> **GIVEN PROBLEM**: Select from the data all lines with the word "jest".

> **STORED ROWS**:
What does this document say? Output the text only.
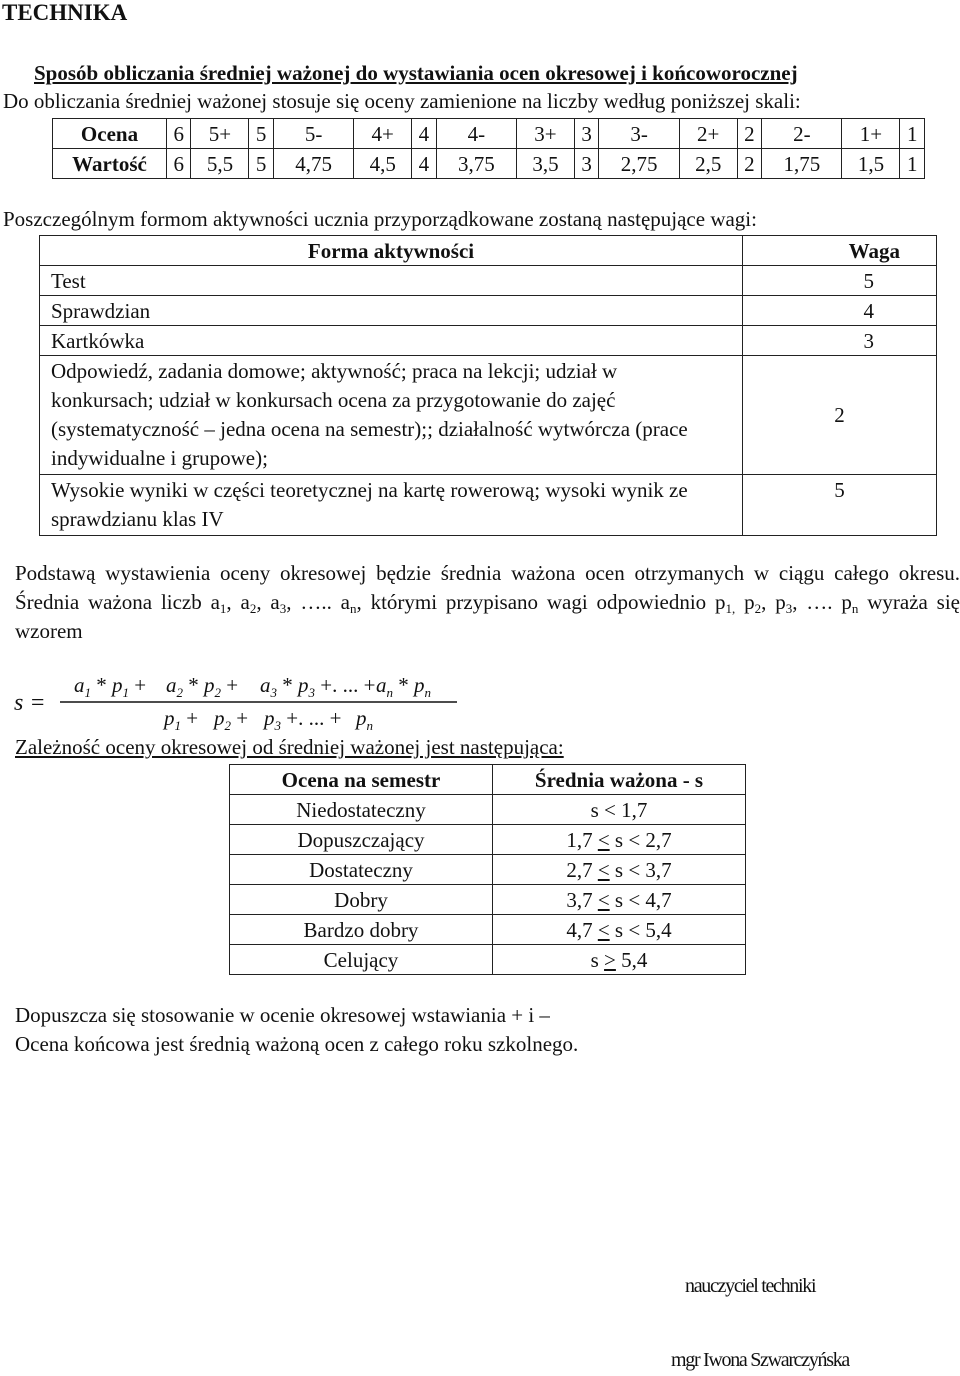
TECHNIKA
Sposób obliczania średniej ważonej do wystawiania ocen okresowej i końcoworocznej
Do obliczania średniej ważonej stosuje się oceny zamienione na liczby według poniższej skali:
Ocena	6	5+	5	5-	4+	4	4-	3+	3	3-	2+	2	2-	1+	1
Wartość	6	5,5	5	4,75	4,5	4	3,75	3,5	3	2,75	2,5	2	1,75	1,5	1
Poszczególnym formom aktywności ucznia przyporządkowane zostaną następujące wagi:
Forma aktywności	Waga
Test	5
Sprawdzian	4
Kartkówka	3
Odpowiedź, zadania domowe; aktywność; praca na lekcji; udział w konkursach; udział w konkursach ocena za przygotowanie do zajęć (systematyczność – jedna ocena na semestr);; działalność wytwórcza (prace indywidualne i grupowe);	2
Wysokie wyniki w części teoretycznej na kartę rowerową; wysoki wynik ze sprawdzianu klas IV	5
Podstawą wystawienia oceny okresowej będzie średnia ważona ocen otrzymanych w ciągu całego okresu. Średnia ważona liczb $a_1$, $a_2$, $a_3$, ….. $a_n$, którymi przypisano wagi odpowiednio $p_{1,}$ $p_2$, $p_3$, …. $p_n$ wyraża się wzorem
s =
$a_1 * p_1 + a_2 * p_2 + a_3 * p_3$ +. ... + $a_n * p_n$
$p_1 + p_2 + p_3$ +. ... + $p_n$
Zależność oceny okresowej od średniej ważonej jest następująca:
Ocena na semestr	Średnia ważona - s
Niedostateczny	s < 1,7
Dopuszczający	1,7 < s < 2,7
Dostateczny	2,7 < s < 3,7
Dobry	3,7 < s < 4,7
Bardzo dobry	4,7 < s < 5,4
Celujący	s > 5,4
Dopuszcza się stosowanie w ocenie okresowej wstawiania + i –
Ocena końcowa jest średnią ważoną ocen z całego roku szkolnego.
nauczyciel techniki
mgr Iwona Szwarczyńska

...

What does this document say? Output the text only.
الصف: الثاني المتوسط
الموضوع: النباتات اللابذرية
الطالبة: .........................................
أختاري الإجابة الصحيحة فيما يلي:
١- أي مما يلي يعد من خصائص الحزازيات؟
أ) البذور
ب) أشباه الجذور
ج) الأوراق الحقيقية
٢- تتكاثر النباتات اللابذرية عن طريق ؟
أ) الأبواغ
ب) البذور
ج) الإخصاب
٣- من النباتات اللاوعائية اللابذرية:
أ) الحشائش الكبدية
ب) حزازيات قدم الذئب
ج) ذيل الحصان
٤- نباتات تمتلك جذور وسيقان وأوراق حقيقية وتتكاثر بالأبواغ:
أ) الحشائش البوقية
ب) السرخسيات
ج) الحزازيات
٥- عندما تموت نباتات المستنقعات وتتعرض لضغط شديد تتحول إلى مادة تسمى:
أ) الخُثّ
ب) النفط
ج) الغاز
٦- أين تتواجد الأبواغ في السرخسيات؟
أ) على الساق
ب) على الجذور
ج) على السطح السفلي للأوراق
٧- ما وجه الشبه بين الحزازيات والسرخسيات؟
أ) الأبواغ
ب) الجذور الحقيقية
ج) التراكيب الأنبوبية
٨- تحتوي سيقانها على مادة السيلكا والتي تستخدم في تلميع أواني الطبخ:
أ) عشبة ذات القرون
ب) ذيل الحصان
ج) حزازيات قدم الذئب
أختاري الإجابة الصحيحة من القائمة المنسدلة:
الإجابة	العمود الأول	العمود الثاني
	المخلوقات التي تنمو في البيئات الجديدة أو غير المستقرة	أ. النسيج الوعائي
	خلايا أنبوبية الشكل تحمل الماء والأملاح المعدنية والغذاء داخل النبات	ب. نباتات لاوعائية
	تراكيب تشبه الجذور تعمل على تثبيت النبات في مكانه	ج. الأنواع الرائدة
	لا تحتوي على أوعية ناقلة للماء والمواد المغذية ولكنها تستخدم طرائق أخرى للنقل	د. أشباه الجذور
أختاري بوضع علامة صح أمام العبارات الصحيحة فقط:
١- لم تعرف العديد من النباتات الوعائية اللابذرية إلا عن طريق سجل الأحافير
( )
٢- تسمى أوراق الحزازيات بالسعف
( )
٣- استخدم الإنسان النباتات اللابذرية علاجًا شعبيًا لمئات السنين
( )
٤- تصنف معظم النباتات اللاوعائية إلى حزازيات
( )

> **SOLUTION FOR THIS PROBLEM**:
Zależność oceny okresowej od średniej ważonej jest następująca:
Ocena końcowa jest średnią ważoną ocen z całego roku szkolnego.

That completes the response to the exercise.